# START OF Record extracts
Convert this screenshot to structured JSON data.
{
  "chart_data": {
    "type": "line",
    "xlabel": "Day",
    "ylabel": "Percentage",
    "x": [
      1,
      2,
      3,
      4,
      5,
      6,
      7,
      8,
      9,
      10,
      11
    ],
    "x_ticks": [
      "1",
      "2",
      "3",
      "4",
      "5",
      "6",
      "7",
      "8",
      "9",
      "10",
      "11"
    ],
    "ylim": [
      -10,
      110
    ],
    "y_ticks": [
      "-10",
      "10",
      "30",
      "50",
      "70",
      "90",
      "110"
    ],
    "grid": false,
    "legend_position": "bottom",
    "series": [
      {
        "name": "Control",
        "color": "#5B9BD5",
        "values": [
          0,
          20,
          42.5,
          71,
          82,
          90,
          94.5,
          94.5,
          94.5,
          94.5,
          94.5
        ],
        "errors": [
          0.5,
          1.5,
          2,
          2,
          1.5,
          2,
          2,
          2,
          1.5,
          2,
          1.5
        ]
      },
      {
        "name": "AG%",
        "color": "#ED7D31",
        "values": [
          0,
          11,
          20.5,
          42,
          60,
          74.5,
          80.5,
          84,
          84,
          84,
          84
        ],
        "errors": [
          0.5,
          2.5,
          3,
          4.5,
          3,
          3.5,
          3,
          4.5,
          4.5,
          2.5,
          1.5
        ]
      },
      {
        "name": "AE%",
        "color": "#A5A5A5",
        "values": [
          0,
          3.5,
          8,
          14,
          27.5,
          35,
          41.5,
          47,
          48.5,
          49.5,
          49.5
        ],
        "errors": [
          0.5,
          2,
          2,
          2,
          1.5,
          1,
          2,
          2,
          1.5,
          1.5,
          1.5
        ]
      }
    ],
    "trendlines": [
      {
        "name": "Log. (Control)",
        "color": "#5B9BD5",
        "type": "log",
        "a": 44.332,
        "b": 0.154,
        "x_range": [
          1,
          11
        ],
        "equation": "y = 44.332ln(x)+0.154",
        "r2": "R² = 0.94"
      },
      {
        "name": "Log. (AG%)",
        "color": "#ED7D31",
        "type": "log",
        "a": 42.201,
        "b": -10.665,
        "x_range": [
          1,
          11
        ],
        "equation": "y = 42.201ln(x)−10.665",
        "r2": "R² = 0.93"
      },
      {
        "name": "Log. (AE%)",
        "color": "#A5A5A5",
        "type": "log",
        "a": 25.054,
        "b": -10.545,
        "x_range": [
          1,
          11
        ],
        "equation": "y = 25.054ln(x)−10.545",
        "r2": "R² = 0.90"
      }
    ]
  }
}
# END OF Record extracts
**Do this**: Faithfully copy every entry, leaving nothing out.

**Solution to this task**:
Convert this screenshot to structured JSON data.
{
  "chart_data": {
    "type": "line",
    "xlabel": "Day",
    "ylabel": "Percentage",
    "x": [
      1,
      2,
      3,
      4,
      5,
      6,
      7,
      8,
      9,
      10,
      11
    ],
    "x_ticks": [
      "1",
      "2",
      "3",
      "4",
      "5",
      "6",
      "7",
      "8",
      "9",
      "10",
      "11"
    ],
    "ylim": [
      -10,
      110
    ],
    "y_ticks": [
      "-10",
      "10",
      "30",
      "50",
      "70",
      "90",
      "110"
    ],
    "grid": false,
    "legend_position": "bottom",
    "series": [
      {
        "name": "Control",
        "color": "#5B9BD5",
        "values": [
          0,
          20,
          42.5,
          71,
          82,
          90,
          94.5,
          94.5,
          94.5,
          94.5,
          94.5
        ],
        "errors": [
          0.5,
          1.5,
          2,
          2,
          1.5,
          2,
          2,
          2,
          1.5,
          2,
          1.5
        ]
      },
      {
        "name": "AG%",
        "color": "#ED7D31",
        "values": [
          0,
          11,
          20.5,
          42,
          60,
          74.5,
          80.5,
          84,
          84,
          84,
          84
        ],
        "errors": [
          0.5,
          2.5,
          3,
          4.5,
          3,
          3.5,
          3,
          4.5,
          4.5,
          2.5,
          1.5
        ]
      },
      {
        "name": "AE%",
        "color": "#A5A5A5",
        "values": [
          0,
          3.5,
          8,
          14,
          27.5,
          35,
          41.5,
          47,
          48.5,
          49.5,
          49.5
        ],
        "errors": [
          0.5,
          2,
          2,
          2,
          1.5,
          1,
          2,
          2,
          1.5,
          1.5,
          1.5
        ]
      }
    ],
    "trendlines": [
      {
        "name": "Log. (Control)",
        "color": "#5B9BD5",
        "type": "log",
        "a": 44.332,
        "b": 0.154,
        "x_range": [
          1,
          11
        ],
        "equation": "y = 44.332ln(x)+0.154",
        "r2": "R² = 0.94"
      },
      {
        "name": "Log. (AG%)",
        "color": "#ED7D31",
        "type": "log",
        "a": 42.201,
        "b": -10.665,
        "x_range": [
          1,
          11
        ],
        "equation": "y = 42.201ln(x)−10.665",
        "r2": "R² = 0.93"
      },
      {
        "name": "Log. (AE%)",
        "color": "#A5A5A5",
        "type": "log",
        "a": 25.054,
        "b": -10.545,
        "x_range": [
          1,
          11
        ],
        "equation": "y = 25.054ln(x)−10.545",
        "r2": "R² = 0.90"
      }
    ]
  }
}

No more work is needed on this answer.